- _Stated task_
Search the material below for the word "this" and copy every line in which it occurs.

-----

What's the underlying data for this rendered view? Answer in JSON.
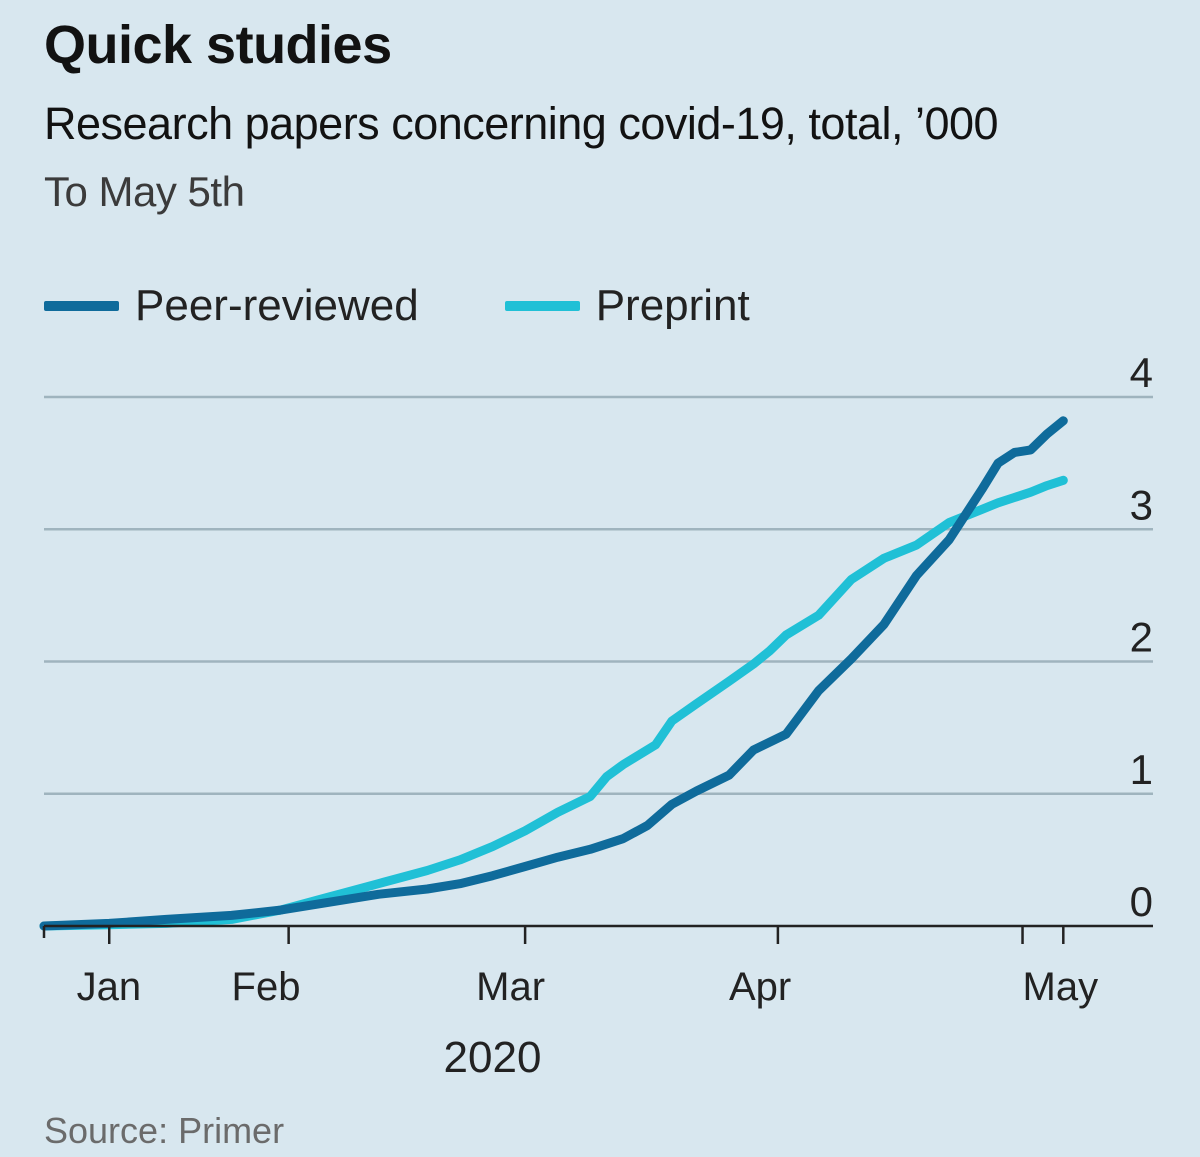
{
  "header": {
    "title": "Quick studies",
    "subtitle": "Research papers concerning covid-19, total, ’000",
    "note": "To May 5th"
  },
  "legend": {
    "items": [
      {
        "label": "Peer-reviewed",
        "color": "#0f6b9b"
      },
      {
        "label": "Preprint",
        "color": "#20c0d6"
      }
    ]
  },
  "source": "Source: Primer",
  "colors": {
    "background": "#d8e7ef",
    "grid": "#9fb4be",
    "axis": "#222222"
  },
  "chart_data": {
    "type": "line",
    "title": "Quick studies",
    "subtitle": "Research papers concerning covid-19, total, ’000",
    "note": "To May 5th",
    "x_unit": "days since Jan 1st 2020",
    "x_ticks": [
      9,
      31,
      60,
      91,
      121,
      126
    ],
    "x_labels": [
      {
        "label": "Jan",
        "x": 5
      },
      {
        "label": "Feb",
        "x": 24
      },
      {
        "label": "Mar",
        "x": 54
      },
      {
        "label": "Apr",
        "x": 85
      },
      {
        "label": "May",
        "x": 121
      }
    ],
    "xlim": [
      1,
      137
    ],
    "year_label": "2020",
    "year_x": 56,
    "y_ticks": [
      0,
      1,
      2,
      3,
      4
    ],
    "ylim": [
      0,
      4
    ],
    "ylabel": "’000",
    "series": [
      {
        "name": "Peer-reviewed",
        "color": "#0f6b9b",
        "x": [
          1,
          9,
          16,
          24,
          30,
          36,
          42,
          48,
          52,
          56,
          60,
          64,
          68,
          72,
          75,
          78,
          81,
          85,
          88,
          92,
          96,
          100,
          104,
          108,
          112,
          116,
          118,
          120,
          122,
          124,
          126
        ],
        "y": [
          0.0,
          0.02,
          0.05,
          0.08,
          0.12,
          0.18,
          0.24,
          0.28,
          0.32,
          0.38,
          0.45,
          0.52,
          0.58,
          0.66,
          0.76,
          0.92,
          1.02,
          1.14,
          1.33,
          1.45,
          1.78,
          2.02,
          2.28,
          2.65,
          2.92,
          3.3,
          3.5,
          3.58,
          3.6,
          3.72,
          3.82
        ]
      },
      {
        "name": "Preprint",
        "color": "#20c0d6",
        "x": [
          1,
          9,
          16,
          24,
          30,
          36,
          42,
          48,
          52,
          56,
          60,
          64,
          68,
          70,
          72,
          76,
          78,
          81,
          85,
          88,
          90,
          92,
          96,
          100,
          104,
          108,
          112,
          116,
          118,
          120,
          122,
          124,
          126
        ],
        "y": [
          0.0,
          0.01,
          0.02,
          0.05,
          0.12,
          0.22,
          0.32,
          0.42,
          0.5,
          0.6,
          0.72,
          0.86,
          0.98,
          1.13,
          1.22,
          1.37,
          1.55,
          1.68,
          1.85,
          1.98,
          2.08,
          2.2,
          2.35,
          2.62,
          2.78,
          2.88,
          3.05,
          3.15,
          3.2,
          3.24,
          3.28,
          3.33,
          3.37
        ]
      }
    ]
  }
}
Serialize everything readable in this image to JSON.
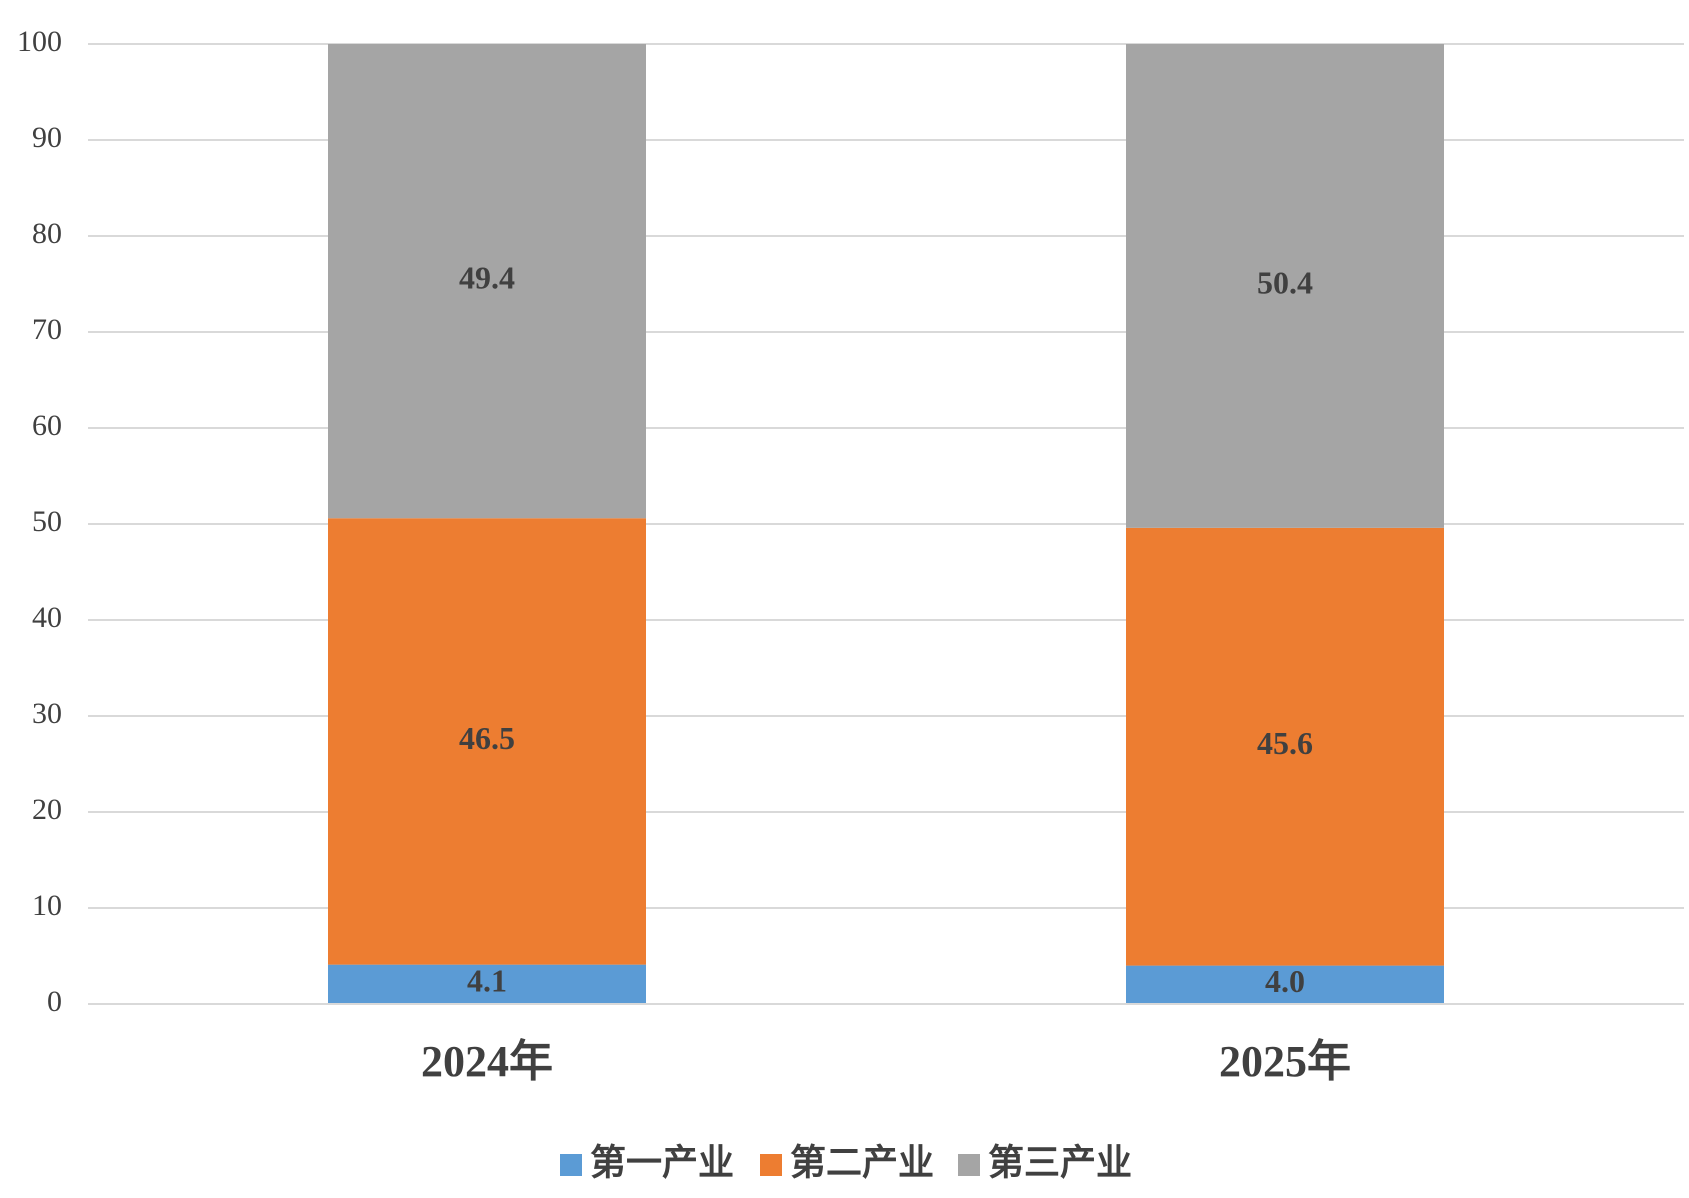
{
  "chart_data": {
    "type": "stacked_bar",
    "categories": [
      "2024年",
      "2025年"
    ],
    "series": [
      {
        "name": "第一产业",
        "color": "#5b9bd5",
        "values": [
          4.1,
          4.0
        ],
        "value_labels": [
          "4.1",
          "4.0"
        ]
      },
      {
        "name": "第二产业",
        "color": "#ed7d31",
        "values": [
          46.5,
          45.6
        ]
      },
      {
        "name": "第三产业",
        "color": "#a5a5a5",
        "values": [
          49.4,
          50.4
        ]
      }
    ],
    "ylim": [
      0,
      100
    ],
    "yticks": [
      0,
      10,
      20,
      30,
      40,
      50,
      60,
      70,
      80,
      90,
      100
    ],
    "grid": true,
    "legend": "bottom"
  }
}
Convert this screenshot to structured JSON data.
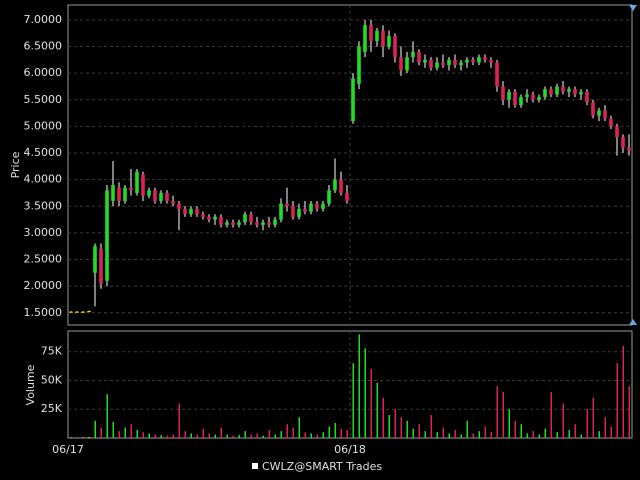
{
  "chart_data": {
    "type": "candlestick",
    "ylabel": "Price",
    "volume_label": "Volume",
    "grid": true,
    "up_color": "#22dd22",
    "down_color": "#dd2255",
    "flat_color": "#ffff00",
    "ylim": [
      1.27,
      7.28
    ],
    "yticks": [
      {
        "value": 1.5,
        "label": "1.5000"
      },
      {
        "value": 2.0,
        "label": "2.0000"
      },
      {
        "value": 2.5,
        "label": "2.5000"
      },
      {
        "value": 3.0,
        "label": "3.0000"
      },
      {
        "value": 3.5,
        "label": "3.5000"
      },
      {
        "value": 4.0,
        "label": "4.0000"
      },
      {
        "value": 4.5,
        "label": "4.5000"
      },
      {
        "value": 5.0,
        "label": "5.0000"
      },
      {
        "value": 5.5,
        "label": "5.5000"
      },
      {
        "value": 6.0,
        "label": "6.0000"
      },
      {
        "value": 6.5,
        "label": "6.5000"
      },
      {
        "value": 7.0,
        "label": "7.0000"
      }
    ],
    "volume_ylim": [
      0,
      93000
    ],
    "volume_yticks": [
      {
        "value": 25000,
        "label": "25K"
      },
      {
        "value": 50000,
        "label": "50K"
      },
      {
        "value": 75000,
        "label": "75K"
      }
    ],
    "categories": [
      "06/17",
      null,
      null,
      null,
      null,
      null,
      null,
      null,
      null,
      null,
      null,
      null,
      null,
      null,
      null,
      null,
      null,
      null,
      null,
      null,
      null,
      null,
      null,
      null,
      null,
      null,
      null,
      null,
      null,
      null,
      null,
      null,
      null,
      null,
      null,
      null,
      null,
      null,
      null,
      null,
      null,
      null,
      null,
      null,
      null,
      null,
      null,
      "06/18",
      null,
      null,
      null,
      null,
      null,
      null,
      null,
      null,
      null,
      null,
      null,
      null,
      null,
      null,
      null,
      null,
      null,
      null,
      null,
      null,
      null,
      null,
      null,
      null,
      null,
      null,
      null,
      null,
      null,
      null,
      null,
      null,
      null,
      null,
      null,
      null,
      null,
      null,
      null,
      null,
      null,
      null,
      null,
      null,
      null,
      null
    ],
    "series": [
      {
        "name": "CWLZ@SMART Trades",
        "open": [
          1.52,
          1.52,
          1.52,
          1.53,
          2.25,
          2.7,
          2.1,
          3.6,
          3.85,
          3.6,
          3.85,
          3.75,
          4.1,
          3.7,
          3.8,
          3.6,
          3.75,
          3.6,
          3.55,
          3.45,
          3.35,
          3.45,
          3.35,
          3.3,
          3.25,
          3.3,
          3.15,
          3.2,
          3.15,
          3.2,
          3.35,
          3.2,
          3.15,
          3.2,
          3.15,
          3.25,
          3.55,
          3.5,
          3.3,
          3.45,
          3.4,
          3.55,
          3.45,
          3.55,
          3.8,
          4.0,
          3.75,
          5.1,
          5.8,
          6.4,
          6.9,
          6.6,
          6.8,
          6.5,
          6.7,
          6.3,
          6.05,
          6.3,
          6.4,
          6.2,
          6.25,
          6.1,
          6.2,
          6.15,
          6.25,
          6.15,
          6.2,
          6.25,
          6.2,
          6.3,
          6.25,
          6.2,
          5.75,
          5.5,
          5.65,
          5.4,
          5.55,
          5.6,
          5.5,
          5.55,
          5.7,
          5.6,
          5.75,
          5.65,
          5.7,
          5.6,
          5.65,
          5.45,
          5.2,
          5.3,
          5.15,
          5.0,
          4.8,
          4.6
        ],
        "high": [
          1.53,
          1.53,
          1.53,
          1.54,
          2.8,
          2.8,
          3.9,
          4.35,
          3.95,
          3.9,
          4.2,
          4.2,
          4.15,
          3.85,
          3.85,
          3.8,
          3.8,
          3.7,
          3.6,
          3.5,
          3.5,
          3.5,
          3.4,
          3.35,
          3.35,
          3.35,
          3.25,
          3.25,
          3.25,
          3.4,
          3.4,
          3.3,
          3.25,
          3.3,
          3.3,
          3.65,
          3.85,
          3.6,
          3.55,
          3.6,
          3.6,
          3.6,
          3.6,
          3.9,
          4.4,
          4.15,
          3.9,
          6.0,
          6.6,
          7.0,
          7.0,
          6.85,
          6.9,
          6.8,
          6.75,
          6.5,
          6.4,
          6.6,
          6.45,
          6.35,
          6.3,
          6.3,
          6.35,
          6.3,
          6.35,
          6.25,
          6.3,
          6.3,
          6.35,
          6.35,
          6.3,
          6.25,
          5.85,
          5.7,
          5.7,
          5.6,
          5.7,
          5.65,
          5.6,
          5.75,
          5.75,
          5.8,
          5.85,
          5.75,
          5.75,
          5.7,
          5.7,
          5.5,
          5.35,
          5.4,
          5.2,
          5.05,
          4.85,
          4.85
        ],
        "low": [
          1.51,
          1.51,
          1.51,
          1.52,
          1.62,
          1.95,
          2.0,
          3.5,
          3.5,
          3.55,
          3.7,
          3.7,
          3.6,
          3.65,
          3.55,
          3.55,
          3.55,
          3.5,
          3.05,
          3.3,
          3.3,
          3.3,
          3.25,
          3.2,
          3.15,
          3.1,
          3.1,
          3.1,
          3.1,
          3.15,
          3.15,
          3.1,
          3.05,
          3.1,
          3.1,
          3.2,
          3.4,
          3.25,
          3.25,
          3.35,
          3.35,
          3.4,
          3.4,
          3.5,
          3.75,
          3.7,
          3.55,
          5.05,
          5.7,
          6.3,
          6.4,
          6.5,
          6.3,
          6.45,
          6.2,
          5.95,
          6.0,
          6.2,
          6.15,
          6.1,
          6.05,
          6.05,
          6.1,
          6.05,
          6.1,
          6.05,
          6.1,
          6.15,
          6.15,
          6.2,
          6.1,
          5.65,
          5.4,
          5.35,
          5.35,
          5.35,
          5.45,
          5.45,
          5.45,
          5.5,
          5.55,
          5.55,
          5.6,
          5.55,
          5.55,
          5.5,
          5.4,
          5.15,
          5.1,
          5.1,
          4.95,
          4.45,
          4.5,
          4.45
        ],
        "close": [
          1.52,
          1.52,
          1.52,
          1.53,
          2.75,
          2.05,
          3.8,
          3.9,
          3.6,
          3.85,
          3.8,
          4.15,
          3.7,
          3.8,
          3.6,
          3.75,
          3.6,
          3.55,
          3.45,
          3.35,
          3.45,
          3.35,
          3.3,
          3.25,
          3.3,
          3.15,
          3.2,
          3.15,
          3.2,
          3.35,
          3.2,
          3.15,
          3.2,
          3.15,
          3.25,
          3.55,
          3.5,
          3.3,
          3.45,
          3.4,
          3.55,
          3.45,
          3.55,
          3.8,
          4.0,
          3.75,
          3.6,
          5.9,
          6.5,
          6.9,
          6.6,
          6.8,
          6.5,
          6.7,
          6.3,
          6.05,
          6.3,
          6.4,
          6.2,
          6.25,
          6.1,
          6.2,
          6.15,
          6.25,
          6.15,
          6.2,
          6.25,
          6.2,
          6.3,
          6.25,
          6.2,
          5.75,
          5.5,
          5.65,
          5.4,
          5.55,
          5.6,
          5.5,
          5.55,
          5.7,
          5.6,
          5.75,
          5.65,
          5.7,
          5.6,
          5.65,
          5.45,
          5.2,
          5.3,
          5.15,
          5.0,
          4.8,
          4.6,
          4.55
        ],
        "volume": [
          500,
          400,
          600,
          800,
          15000,
          9000,
          38000,
          14000,
          6000,
          9000,
          12000,
          7000,
          5000,
          4000,
          3000,
          2500,
          2000,
          3000,
          30000,
          6000,
          4000,
          3000,
          8000,
          4000,
          3000,
          9000,
          3000,
          2000,
          2500,
          6000,
          3000,
          4000,
          2000,
          7000,
          3000,
          6000,
          12000,
          9000,
          18000,
          5000,
          4000,
          3000,
          5000,
          10000,
          13000,
          8000,
          7000,
          65000,
          90000,
          78000,
          60000,
          48000,
          35000,
          20000,
          25000,
          18000,
          15000,
          8000,
          12000,
          6000,
          20000,
          5000,
          9000,
          4000,
          7000,
          3000,
          15000,
          4000,
          6000,
          10000,
          5000,
          45000,
          40000,
          25000,
          15000,
          12000,
          4000,
          6000,
          3000,
          8000,
          40000,
          5000,
          30000,
          7000,
          12000,
          3000,
          25000,
          35000,
          6000,
          18000,
          10000,
          65000,
          80000,
          45000
        ]
      }
    ]
  }
}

-----

- _Output of the exercise_
What's the underlying data for this rendered view? Answer in JSON.
Serialize everything readable in this image to JSON.
Convert this screenshot to structured JSON data.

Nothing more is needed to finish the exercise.